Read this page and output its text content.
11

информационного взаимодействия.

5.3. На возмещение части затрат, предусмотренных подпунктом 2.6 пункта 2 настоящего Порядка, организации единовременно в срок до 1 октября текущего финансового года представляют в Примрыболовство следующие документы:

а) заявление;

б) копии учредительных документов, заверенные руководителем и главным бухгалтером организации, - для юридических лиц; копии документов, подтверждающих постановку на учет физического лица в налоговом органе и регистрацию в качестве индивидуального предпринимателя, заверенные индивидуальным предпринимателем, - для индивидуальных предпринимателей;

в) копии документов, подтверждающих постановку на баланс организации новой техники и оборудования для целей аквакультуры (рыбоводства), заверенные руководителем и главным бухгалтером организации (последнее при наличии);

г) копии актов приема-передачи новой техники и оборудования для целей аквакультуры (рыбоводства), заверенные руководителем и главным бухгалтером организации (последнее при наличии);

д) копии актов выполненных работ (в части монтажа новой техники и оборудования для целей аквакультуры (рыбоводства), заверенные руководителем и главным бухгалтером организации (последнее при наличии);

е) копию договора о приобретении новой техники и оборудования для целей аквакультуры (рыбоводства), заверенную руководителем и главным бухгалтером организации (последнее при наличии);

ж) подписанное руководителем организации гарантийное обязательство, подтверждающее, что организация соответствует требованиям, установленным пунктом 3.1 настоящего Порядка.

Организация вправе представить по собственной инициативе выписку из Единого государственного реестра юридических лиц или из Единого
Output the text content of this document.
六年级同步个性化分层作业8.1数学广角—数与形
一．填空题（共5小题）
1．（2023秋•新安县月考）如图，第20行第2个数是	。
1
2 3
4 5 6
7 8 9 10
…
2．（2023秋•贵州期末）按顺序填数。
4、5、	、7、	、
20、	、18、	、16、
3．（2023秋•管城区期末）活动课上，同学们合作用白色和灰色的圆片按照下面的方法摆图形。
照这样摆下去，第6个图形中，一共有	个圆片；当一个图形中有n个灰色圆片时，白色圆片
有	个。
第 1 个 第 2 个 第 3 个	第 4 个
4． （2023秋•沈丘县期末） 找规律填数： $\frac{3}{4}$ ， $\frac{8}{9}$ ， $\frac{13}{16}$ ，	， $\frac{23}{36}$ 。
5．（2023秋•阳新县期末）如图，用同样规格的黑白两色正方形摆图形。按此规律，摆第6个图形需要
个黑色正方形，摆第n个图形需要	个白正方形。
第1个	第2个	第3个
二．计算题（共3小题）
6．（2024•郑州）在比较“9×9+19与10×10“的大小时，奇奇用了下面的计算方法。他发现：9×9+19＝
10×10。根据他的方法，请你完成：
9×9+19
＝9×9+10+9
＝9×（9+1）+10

- - -

#### Aim of the exercise:
Reproduce each record exactly, leaving nothing out.

#### Completed task:
Read this page and output its text content.
11

информационного взаимодействия.

5.3. На возмещение части затрат, предусмотренных подпунктом 2.6 пункта 2 настоящего Порядка, организации единовременно в срок до 1 октября текущего финансового года представляют в Примрыболовство следующие документы:

а) заявление;

б) копии учредительных документов, заверенные руководителем и главным бухгалтером организации, - для юридических лиц; копии документов, подтверждающих постановку на учет физического лица в налоговом органе и регистрацию в качестве индивидуального предпринимателя, заверенные индивидуальным предпринимателем, - для индивидуальных предпринимателей;

в) копии документов, подтверждающих постановку на баланс организации новой техники и оборудования для целей аквакультуры (рыбоводства), заверенные руководителем и главным бухгалтером организации (последнее при наличии);

г) копии актов приема-передачи новой техники и оборудования для целей аквакультуры (рыбоводства), заверенные руководителем и главным бухгалтером организации (последнее при наличии);

д) копии актов выполненных работ (в части монтажа новой техники и оборудования для целей аквакультуры (рыбоводства), заверенные руководителем и главным бухгалтером организации (последнее при наличии);

е) копию договора о приобретении новой техники и оборудования для целей аквакультуры (рыбоводства), заверенную руководителем и главным бухгалтером организации (последнее при наличии);

ж) подписанное руководителем организации гарантийное обязательство, подтверждающее, что организация соответствует требованиям, установленным пунктом 3.1 настоящего Порядка.

Организация вправе представить по собственной инициативе выписку из Единого государственного реестра юридических лиц или из Единого
Output the text content of this document.
六年级同步个性化分层作业8.1数学广角—数与形
一．填空题（共5小题）
1．（2023秋•新安县月考）如图，第20行第2个数是	。
1
2 3
4 5 6
7 8 9 10
…
2．（2023秋•贵州期末）按顺序填数。
4、5、	、7、	、
20、	、18、	、16、
3．（2023秋•管城区期末）活动课上，同学们合作用白色和灰色的圆片按照下面的方法摆图形。
照这样摆下去，第6个图形中，一共有	个圆片；当一个图形中有n个灰色圆片时，白色圆片
有	个。
第 1 个 第 2 个 第 3 个	第 4 个
4． （2023秋•沈丘县期末） 找规律填数： $\frac{3}{4}$ ， $\frac{8}{9}$ ， $\frac{13}{16}$ ，	， $\frac{23}{36}$ 。
5．（2023秋•阳新县期末）如图，用同样规格的黑白两色正方形摆图形。按此规律，摆第6个图形需要
个黑色正方形，摆第n个图形需要	个白正方形。
第1个	第2个	第3个
二．计算题（共3小题）
6．（2024•郑州）在比较“9×9+19与10×10“的大小时，奇奇用了下面的计算方法。他发现：9×9+19＝
10×10。根据他的方法，请你完成：
9×9+19
＝9×9+10+9
＝9×（9+1）+10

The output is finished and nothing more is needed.